Provided records:

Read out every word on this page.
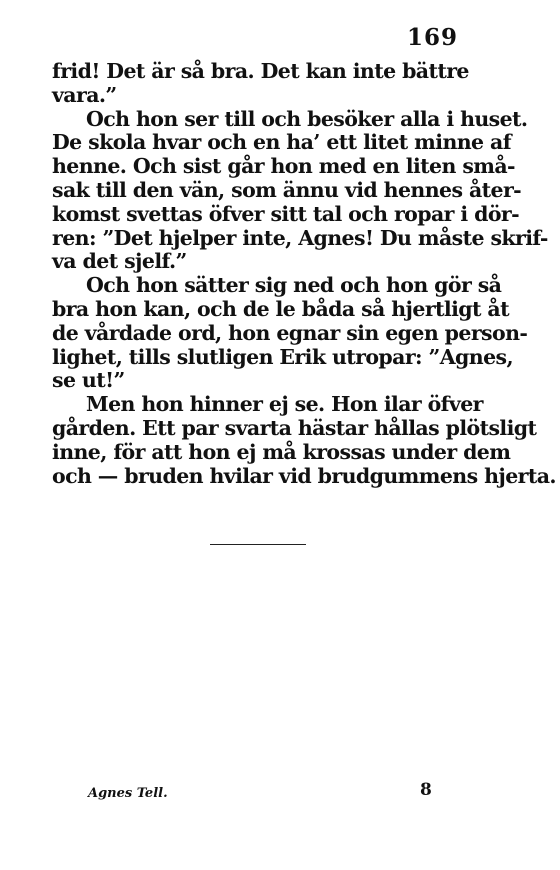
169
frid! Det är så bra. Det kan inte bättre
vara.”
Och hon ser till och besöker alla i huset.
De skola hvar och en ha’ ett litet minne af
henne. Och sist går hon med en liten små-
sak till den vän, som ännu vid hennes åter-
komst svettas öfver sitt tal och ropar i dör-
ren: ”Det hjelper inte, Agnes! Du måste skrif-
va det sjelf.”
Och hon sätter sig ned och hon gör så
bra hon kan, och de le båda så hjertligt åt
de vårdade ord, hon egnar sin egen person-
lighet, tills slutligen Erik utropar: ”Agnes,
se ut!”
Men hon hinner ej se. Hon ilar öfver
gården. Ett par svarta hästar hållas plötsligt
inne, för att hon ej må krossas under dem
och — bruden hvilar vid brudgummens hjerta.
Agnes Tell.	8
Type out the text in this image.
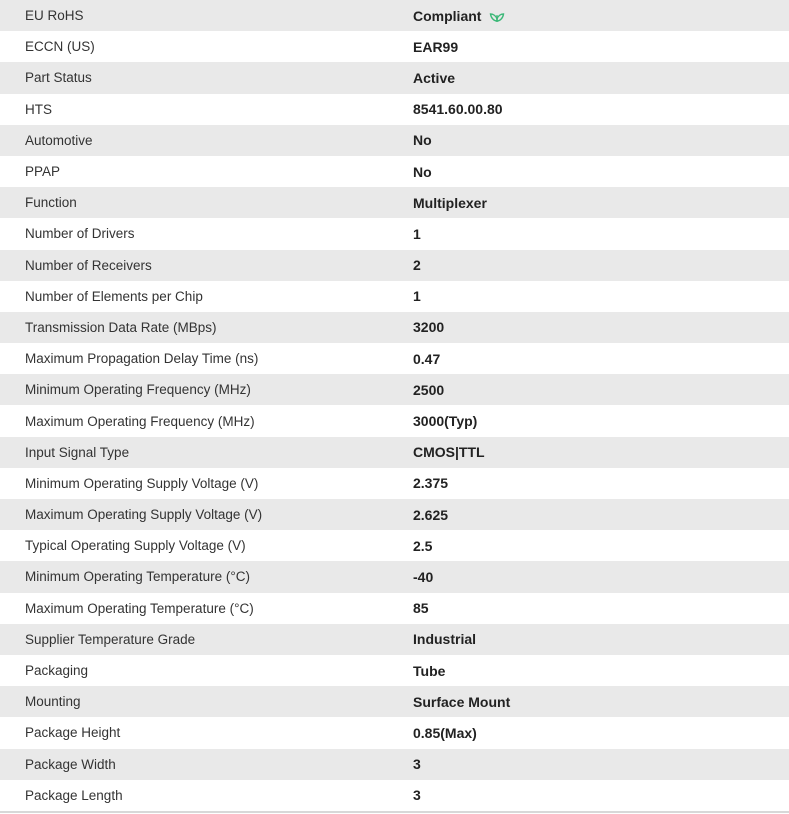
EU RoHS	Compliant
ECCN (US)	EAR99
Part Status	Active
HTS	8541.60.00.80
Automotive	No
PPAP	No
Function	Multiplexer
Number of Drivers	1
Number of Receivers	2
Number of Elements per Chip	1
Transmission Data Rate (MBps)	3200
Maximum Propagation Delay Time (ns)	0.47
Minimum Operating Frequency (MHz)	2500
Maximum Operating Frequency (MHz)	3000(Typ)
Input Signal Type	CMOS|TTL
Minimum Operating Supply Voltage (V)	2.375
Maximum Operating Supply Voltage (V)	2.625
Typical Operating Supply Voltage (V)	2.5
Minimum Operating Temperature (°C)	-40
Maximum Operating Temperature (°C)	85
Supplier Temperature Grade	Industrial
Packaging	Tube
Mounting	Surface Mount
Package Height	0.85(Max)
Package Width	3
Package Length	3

--

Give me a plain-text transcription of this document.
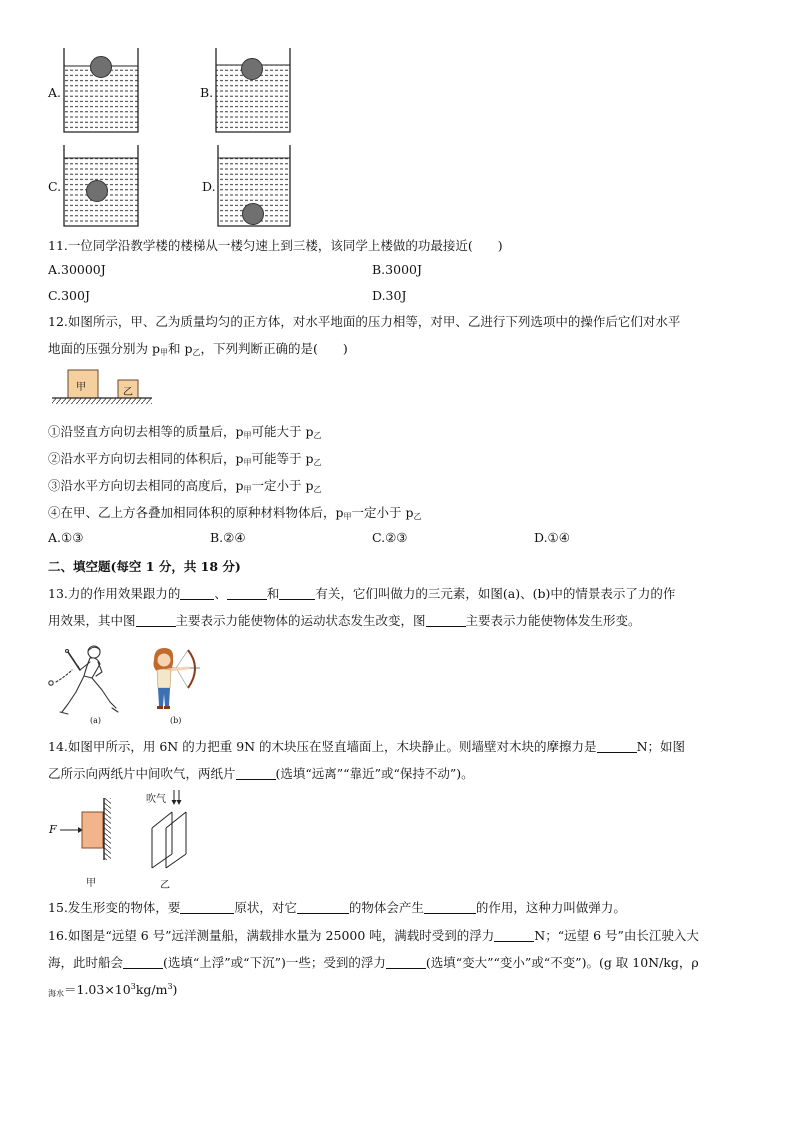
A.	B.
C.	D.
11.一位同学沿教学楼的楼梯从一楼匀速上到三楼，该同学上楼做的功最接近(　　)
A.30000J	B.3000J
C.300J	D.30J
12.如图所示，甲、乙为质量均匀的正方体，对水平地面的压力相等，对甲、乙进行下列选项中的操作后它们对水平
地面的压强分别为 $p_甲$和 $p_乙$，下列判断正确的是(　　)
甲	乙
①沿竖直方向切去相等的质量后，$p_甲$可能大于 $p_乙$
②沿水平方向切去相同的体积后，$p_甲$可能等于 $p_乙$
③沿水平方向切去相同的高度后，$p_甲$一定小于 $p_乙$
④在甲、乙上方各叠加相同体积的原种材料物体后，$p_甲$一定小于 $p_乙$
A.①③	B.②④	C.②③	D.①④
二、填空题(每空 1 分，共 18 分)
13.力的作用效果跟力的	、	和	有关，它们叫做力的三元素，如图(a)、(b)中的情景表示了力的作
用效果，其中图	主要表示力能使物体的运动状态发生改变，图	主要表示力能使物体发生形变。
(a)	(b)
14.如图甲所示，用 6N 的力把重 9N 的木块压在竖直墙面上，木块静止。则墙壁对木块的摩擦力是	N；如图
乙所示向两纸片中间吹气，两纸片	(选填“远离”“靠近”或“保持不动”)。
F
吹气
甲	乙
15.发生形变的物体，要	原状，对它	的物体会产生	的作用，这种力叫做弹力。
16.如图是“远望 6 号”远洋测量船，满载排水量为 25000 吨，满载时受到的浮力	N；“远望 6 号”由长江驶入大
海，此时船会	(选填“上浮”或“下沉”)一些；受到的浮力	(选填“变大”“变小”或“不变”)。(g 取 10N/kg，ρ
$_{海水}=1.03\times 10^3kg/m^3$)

The exercise:
Count every line above that holds the string "Type" and give the total, nothing more.

Full answer:
2